DIRECTIVE: From the listing that follows, output everything exactly except the pictures.

:: RAW DATA ::

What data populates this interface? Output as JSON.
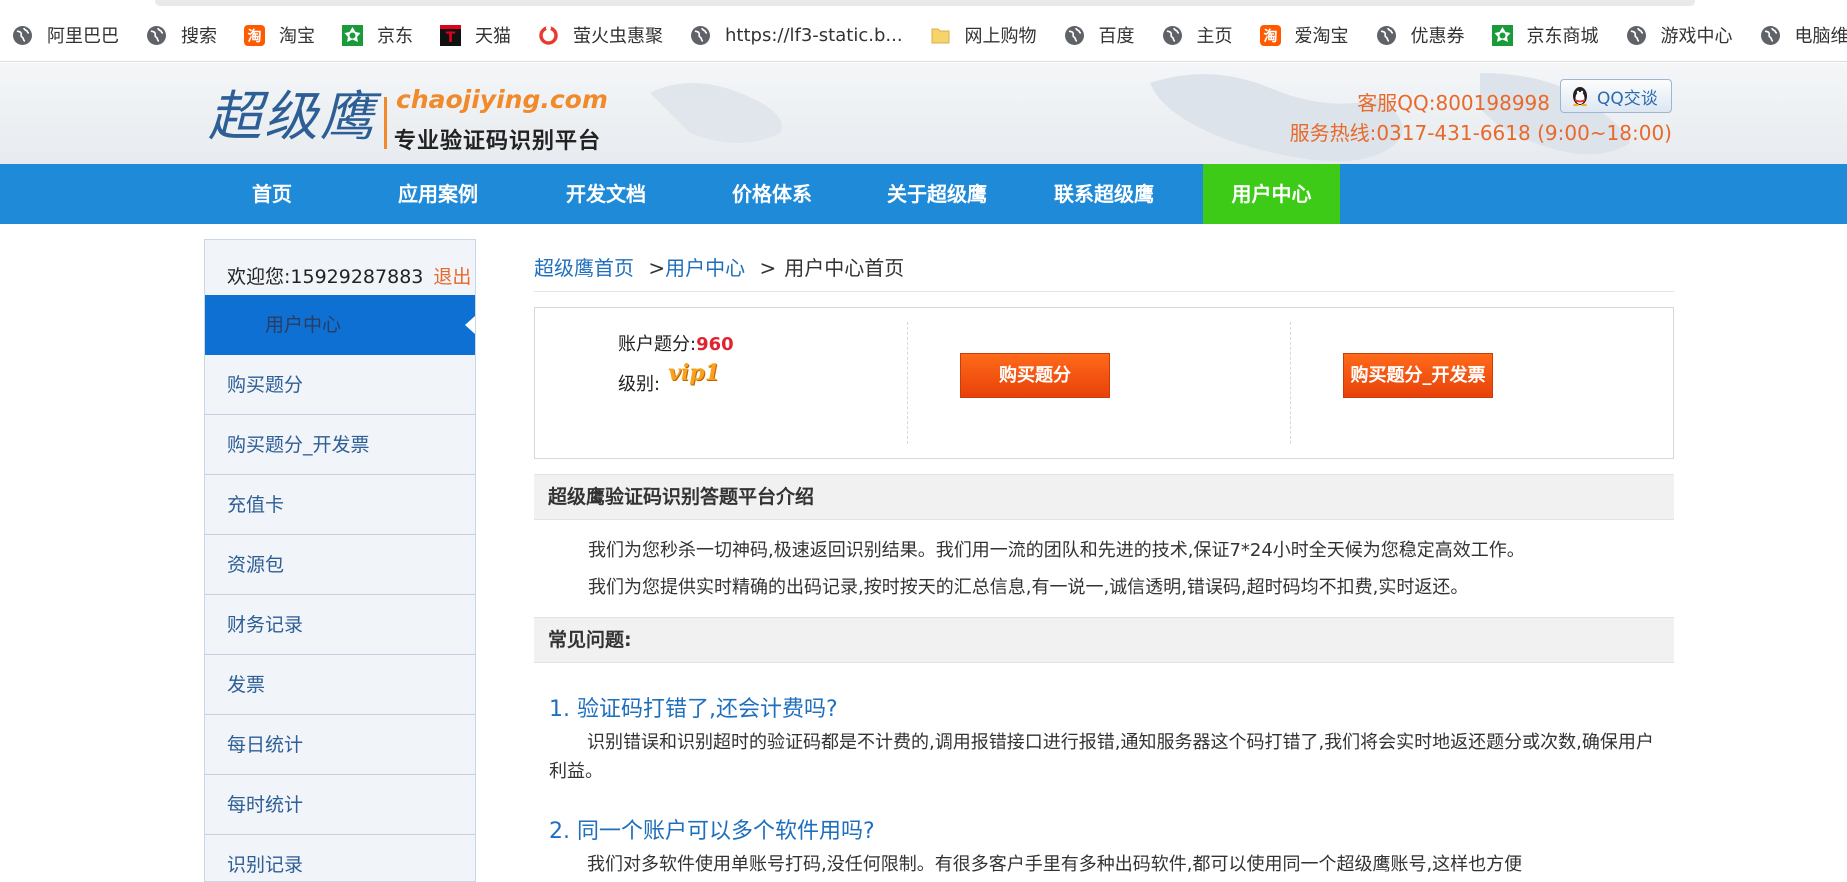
{
  "bookmarks": [
    {
      "label": "阿里巴巴",
      "icon": "globe-icon"
    },
    {
      "label": "搜索",
      "icon": "globe-icon"
    },
    {
      "label": "淘宝",
      "icon": "taobao-icon"
    },
    {
      "label": "京东",
      "icon": "jd-icon"
    },
    {
      "label": "天猫",
      "icon": "tmall-icon"
    },
    {
      "label": "萤火虫惠聚",
      "icon": "ring-icon"
    },
    {
      "label": "https://lf3-static.b...",
      "icon": "globe-icon"
    },
    {
      "label": "网上购物",
      "icon": "folder-icon"
    },
    {
      "label": "百度",
      "icon": "globe-icon"
    },
    {
      "label": "主页",
      "icon": "globe-icon"
    },
    {
      "label": "爱淘宝",
      "icon": "taobao-icon"
    },
    {
      "label": "优惠券",
      "icon": "globe-icon"
    },
    {
      "label": "京东商城",
      "icon": "jd-icon"
    },
    {
      "label": "游戏中心",
      "icon": "globe-icon"
    },
    {
      "label": "电脑维修",
      "icon": "globe-icon"
    }
  ],
  "header": {
    "logo_cn": "超级鹰",
    "logo_en": "chaojiying.com",
    "logo_sub": "专业验证码识别平台",
    "qq_label": "客服QQ:",
    "qq_number": "800198998",
    "qq_button": "QQ交谈",
    "hotline": "服务热线:0317-431-6618 (9:00~18:00)"
  },
  "nav": [
    {
      "label": "首页"
    },
    {
      "label": "应用案例"
    },
    {
      "label": "开发文档"
    },
    {
      "label": "价格体系"
    },
    {
      "label": "关于超级鹰"
    },
    {
      "label": "联系超级鹰"
    },
    {
      "label": "用户中心",
      "active": true
    }
  ],
  "sidebar": {
    "welcome": "欢迎您:15929287883",
    "logout": "退出",
    "heading": "用户中心",
    "items": [
      {
        "label": "购买题分"
      },
      {
        "label": "购买题分_开发票"
      },
      {
        "label": "充值卡"
      },
      {
        "label": "资源包"
      },
      {
        "label": "财务记录"
      },
      {
        "label": "发票"
      },
      {
        "label": "每日统计"
      },
      {
        "label": "每时统计"
      },
      {
        "label": "识别记录"
      }
    ]
  },
  "breadcrumb": {
    "home": "超级鹰首页",
    "sep1": ">",
    "center": "用户中心",
    "sep2": ">",
    "current": "用户中心首页"
  },
  "account": {
    "score_label": "账户题分:",
    "score_value": "960",
    "level_label": "级别:",
    "level_badge": "vip1",
    "buy_button": "购买题分",
    "buy_invoice_button": "购买题分_开发票"
  },
  "intro": {
    "title": "超级鹰验证码识别答题平台介绍",
    "p1": "我们为您秒杀一切神码,极速返回识别结果。我们用一流的团队和先进的技术,保证7*24小时全天候为您稳定高效工作。",
    "p2": "我们为您提供实时精确的出码记录,按时按天的汇总信息,有一说一,诚信透明,错误码,超时码均不扣费,实时返还。"
  },
  "faq": {
    "title": "常见问题:",
    "q1": "1. 验证码打错了,还会计费吗?",
    "a1": "识别错误和识别超时的验证码都是不计费的,调用报错接口进行报错,通知服务器这个码打错了,我们将会实时地返还题分或次数,确保用户利益。",
    "q2": "2. 同一个账户可以多个软件用吗?",
    "a2": "我们对多软件使用单账号打码,没任何限制。有很多客户手里有多种出码软件,都可以使用同一个超级鹰账号,这样也方便"
  },
  "colors": {
    "nav_bg": "#1f8ad8",
    "nav_active": "#3dcb18",
    "accent_orange": "#e8692a",
    "link_blue": "#1f6fbd"
  }
}
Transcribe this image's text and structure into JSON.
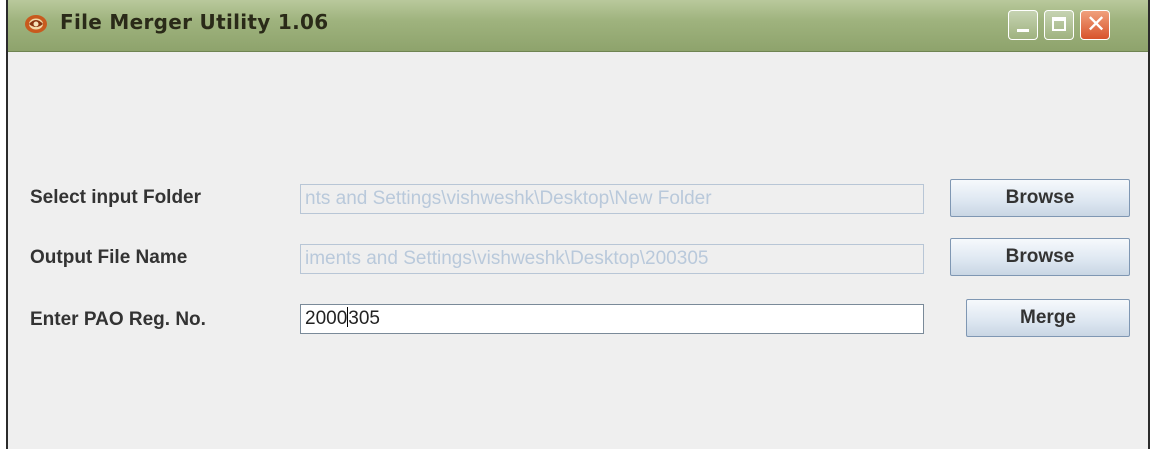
{
  "window": {
    "title": "File Merger Utility 1.06",
    "controls": {
      "minimize_icon": "minimize-icon",
      "maximize_icon": "maximize-icon",
      "close_icon": "close-icon",
      "close_glyph": "✕"
    }
  },
  "form": {
    "input_folder": {
      "label": "Select input Folder",
      "value": "nts and Settings\\vishweshk\\Desktop\\New Folder",
      "button": "Browse"
    },
    "output_file": {
      "label": "Output File Name",
      "value": "iments and Settings\\vishweshk\\Desktop\\200305",
      "button": "Browse"
    },
    "pao_reg": {
      "label": "Enter PAO Reg. No.",
      "value_before_caret": "2000",
      "value_after_caret": "305",
      "button": "Merge"
    }
  },
  "colors": {
    "titlebar": "#9fb37e",
    "background": "#efefef",
    "disabled_text": "#b9c9db",
    "close_button": "#d8532c"
  }
}
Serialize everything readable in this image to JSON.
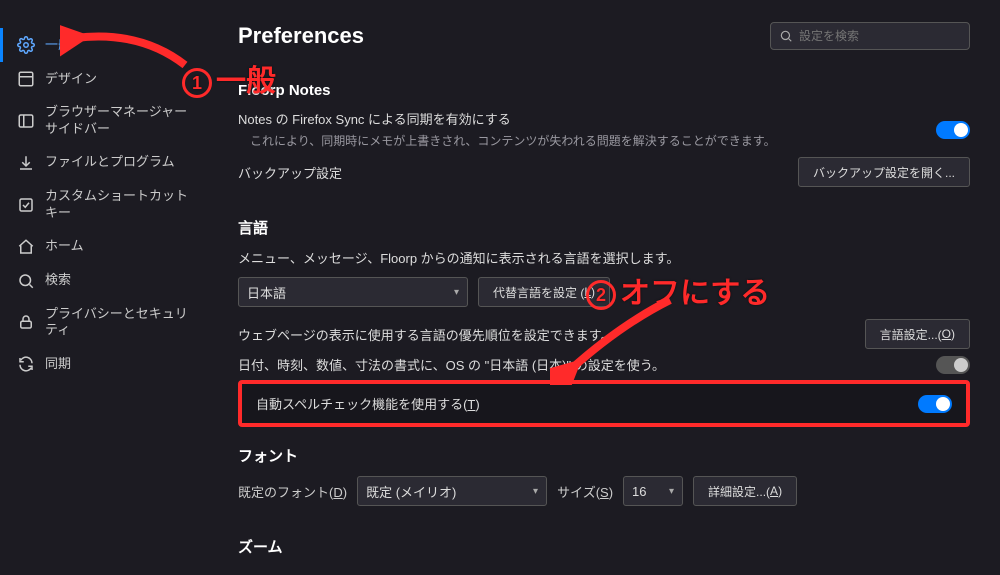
{
  "sidebar": {
    "items": [
      {
        "label": "一般"
      },
      {
        "label": "デザイン"
      },
      {
        "label": "ブラウザーマネージャーサイドバー"
      },
      {
        "label": "ファイルとプログラム"
      },
      {
        "label": "カスタムショートカットキー"
      },
      {
        "label": "ホーム"
      },
      {
        "label": "検索"
      },
      {
        "label": "プライバシーとセキュリティ"
      },
      {
        "label": "同期"
      }
    ]
  },
  "header": {
    "title": "Preferences",
    "search_placeholder": "設定を検索"
  },
  "notes": {
    "section_title": "Floorp Notes",
    "sync_label": "Notes の Firefox Sync による同期を有効にする",
    "sync_desc": "これにより、同期時にメモが上書きされ、コンテンツが失われる問題を解決することができます。",
    "backup_label": "バックアップ設定",
    "backup_button": "バックアップ設定を開く..."
  },
  "language": {
    "section_title": "言語",
    "desc1": "メニュー、メッセージ、Floorp からの通知に表示される言語を選択します。",
    "current": "日本語",
    "alt_button_pre": "代替言語を設定 (",
    "alt_button_key": "L",
    "alt_button_post": ")",
    "desc2": "ウェブページの表示に使用する言語の優先順位を設定できます。",
    "lang_button_pre": "言語設定...(",
    "lang_button_key": "O",
    "lang_button_post": ")",
    "os_format_label": "日付、時刻、数値、寸法の書式に、OS の \"日本語 (日本)\" の設定を使う。",
    "spellcheck_pre": "自動スペルチェック機能を使用する(",
    "spellcheck_key": "T",
    "spellcheck_post": ")"
  },
  "font": {
    "section_title": "フォント",
    "default_label_pre": "既定のフォント(",
    "default_label_key": "D",
    "default_label_post": ")",
    "default_value": "既定 (メイリオ)",
    "size_label_pre": "サイズ(",
    "size_label_key": "S",
    "size_label_post": ")",
    "size_value": "16",
    "adv_button_pre": "詳細設定...(",
    "adv_button_key": "A",
    "adv_button_post": ")"
  },
  "zoom": {
    "section_title": "ズーム"
  },
  "annotations": {
    "a1_num": "1",
    "a1_text": "一般",
    "a2_num": "2",
    "a2_text": "オフにする"
  }
}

:::

FINISHED TASK:
What data populates this interface? Output as JSON.
{
  "bookmarks": [
    {
      "label": "阿里巴巴",
      "icon": "globe-icon"
    },
    {
      "label": "搜索",
      "icon": "globe-icon"
    },
    {
      "label": "淘宝",
      "icon": "taobao-icon"
    },
    {
      "label": "京东",
      "icon": "jd-icon"
    },
    {
      "label": "天猫",
      "icon": "tmall-icon"
    },
    {
      "label": "萤火虫惠聚",
      "icon": "ring-icon"
    },
    {
      "label": "https://lf3-static.b...",
      "icon": "globe-icon"
    },
    {
      "label": "网上购物",
      "icon": "folder-icon"
    },
    {
      "label": "百度",
      "icon": "globe-icon"
    },
    {
      "label": "主页",
      "icon": "globe-icon"
    },
    {
      "label": "爱淘宝",
      "icon": "taobao-icon"
    },
    {
      "label": "优惠券",
      "icon": "globe-icon"
    },
    {
      "label": "京东商城",
      "icon": "jd-icon"
    },
    {
      "label": "游戏中心",
      "icon": "globe-icon"
    },
    {
      "label": "电脑维修",
      "icon": "globe-icon"
    }
  ],
  "header": {
    "logo_cn": "超级鹰",
    "logo_en": "chaojiying.com",
    "logo_sub": "专业验证码识别平台",
    "qq_label": "客服QQ:",
    "qq_number": "800198998",
    "qq_button": "QQ交谈",
    "hotline": "服务热线:0317-431-6618 (9:00~18:00)"
  },
  "nav": [
    {
      "label": "首页"
    },
    {
      "label": "应用案例"
    },
    {
      "label": "开发文档"
    },
    {
      "label": "价格体系"
    },
    {
      "label": "关于超级鹰"
    },
    {
      "label": "联系超级鹰"
    },
    {
      "label": "用户中心",
      "active": true
    }
  ],
  "sidebar": {
    "welcome": "欢迎您:15929287883",
    "logout": "退出",
    "heading": "用户中心",
    "items": [
      {
        "label": "购买题分"
      },
      {
        "label": "购买题分_开发票"
      },
      {
        "label": "充值卡"
      },
      {
        "label": "资源包"
      },
      {
        "label": "财务记录"
      },
      {
        "label": "发票"
      },
      {
        "label": "每日统计"
      },
      {
        "label": "每时统计"
      },
      {
        "label": "识别记录"
      }
    ]
  },
  "breadcrumb": {
    "home": "超级鹰首页",
    "sep1": ">",
    "center": "用户中心",
    "sep2": ">",
    "current": "用户中心首页"
  },
  "account": {
    "score_label": "账户题分:",
    "score_value": "960",
    "level_label": "级别:",
    "level_badge": "vip1",
    "buy_button": "购买题分",
    "buy_invoice_button": "购买题分_开发票"
  },
  "intro": {
    "title": "超级鹰验证码识别答题平台介绍",
    "p1": "我们为您秒杀一切神码,极速返回识别结果。我们用一流的团队和先进的技术,保证7*24小时全天候为您稳定高效工作。",
    "p2": "我们为您提供实时精确的出码记录,按时按天的汇总信息,有一说一,诚信透明,错误码,超时码均不扣费,实时返还。"
  },
  "faq": {
    "title": "常见问题:",
    "q1": "1. 验证码打错了,还会计费吗?",
    "a1": "识别错误和识别超时的验证码都是不计费的,调用报错接口进行报错,通知服务器这个码打错了,我们将会实时地返还题分或次数,确保用户利益。",
    "q2": "2. 同一个账户可以多个软件用吗?",
    "a2": "我们对多软件使用单账号打码,没任何限制。有很多客户手里有多种出码软件,都可以使用同一个超级鹰账号,这样也方便"
  },
  "colors": {
    "nav_bg": "#1f8ad8",
    "nav_active": "#3dcb18",
    "accent_orange": "#e8692a",
    "link_blue": "#1f6fbd"
  }
}
Transcribe this image's text and structure into JSON.
{
  "window": {
    "title": "File Merger Utility 1.06",
    "controls": {
      "minimize_icon": "minimize-icon",
      "maximize_icon": "maximize-icon",
      "close_icon": "close-icon",
      "close_glyph": "✕"
    }
  },
  "form": {
    "input_folder": {
      "label": "Select input Folder",
      "value": "nts and Settings\\vishweshk\\Desktop\\New Folder",
      "button": "Browse"
    },
    "output_file": {
      "label": "Output File Name",
      "value": "iments and Settings\\vishweshk\\Desktop\\200305",
      "button": "Browse"
    },
    "pao_reg": {
      "label": "Enter PAO Reg. No.",
      "value_before_caret": "2000",
      "value_after_caret": "305",
      "button": "Merge"
    }
  },
  "colors": {
    "titlebar": "#9fb37e",
    "background": "#efefef",
    "disabled_text": "#b9c9db",
    "close_button": "#d8532c"
  }
}
Serialize everything readable in this image to JSON.
{
  "sidebar": {
    "items": [
      {
        "label": "一般"
      },
      {
        "label": "デザイン"
      },
      {
        "label": "ブラウザーマネージャーサイドバー"
      },
      {
        "label": "ファイルとプログラム"
      },
      {
        "label": "カスタムショートカットキー"
      },
      {
        "label": "ホーム"
      },
      {
        "label": "検索"
      },
      {
        "label": "プライバシーとセキュリティ"
      },
      {
        "label": "同期"
      }
    ]
  },
  "header": {
    "title": "Preferences",
    "search_placeholder": "設定を検索"
  },
  "notes": {
    "section_title": "Floorp Notes",
    "sync_label": "Notes の Firefox Sync による同期を有効にする",
    "sync_desc": "これにより、同期時にメモが上書きされ、コンテンツが失われる問題を解決することができます。",
    "backup_label": "バックアップ設定",
    "backup_button": "バックアップ設定を開く..."
  },
  "language": {
    "section_title": "言語",
    "desc1": "メニュー、メッセージ、Floorp からの通知に表示される言語を選択します。",
    "current": "日本語",
    "alt_button_pre": "代替言語を設定 (",
    "alt_button_key": "L",
    "alt_button_post": ")",
    "desc2": "ウェブページの表示に使用する言語の優先順位を設定できます。",
    "lang_button_pre": "言語設定...(",
    "lang_button_key": "O",
    "lang_button_post": ")",
    "os_format_label": "日付、時刻、数値、寸法の書式に、OS の \"日本語 (日本)\" の設定を使う。",
    "spellcheck_pre": "自動スペルチェック機能を使用する(",
    "spellcheck_key": "T",
    "spellcheck_post": ")"
  },
  "font": {
    "section_title": "フォント",
    "default_label_pre": "既定のフォント(",
    "default_label_key": "D",
    "default_label_post": ")",
    "default_value": "既定 (メイリオ)",
    "size_label_pre": "サイズ(",
    "size_label_key": "S",
    "size_label_post": ")",
    "size_value": "16",
    "adv_button_pre": "詳細設定...(",
    "adv_button_key": "A",
    "adv_button_post": ")"
  },
  "zoom": {
    "section_title": "ズーム"
  },
  "annotations": {
    "a1_num": "1",
    "a1_text": "一般",
    "a2_num": "2",
    "a2_text": "オフにする"
  }
}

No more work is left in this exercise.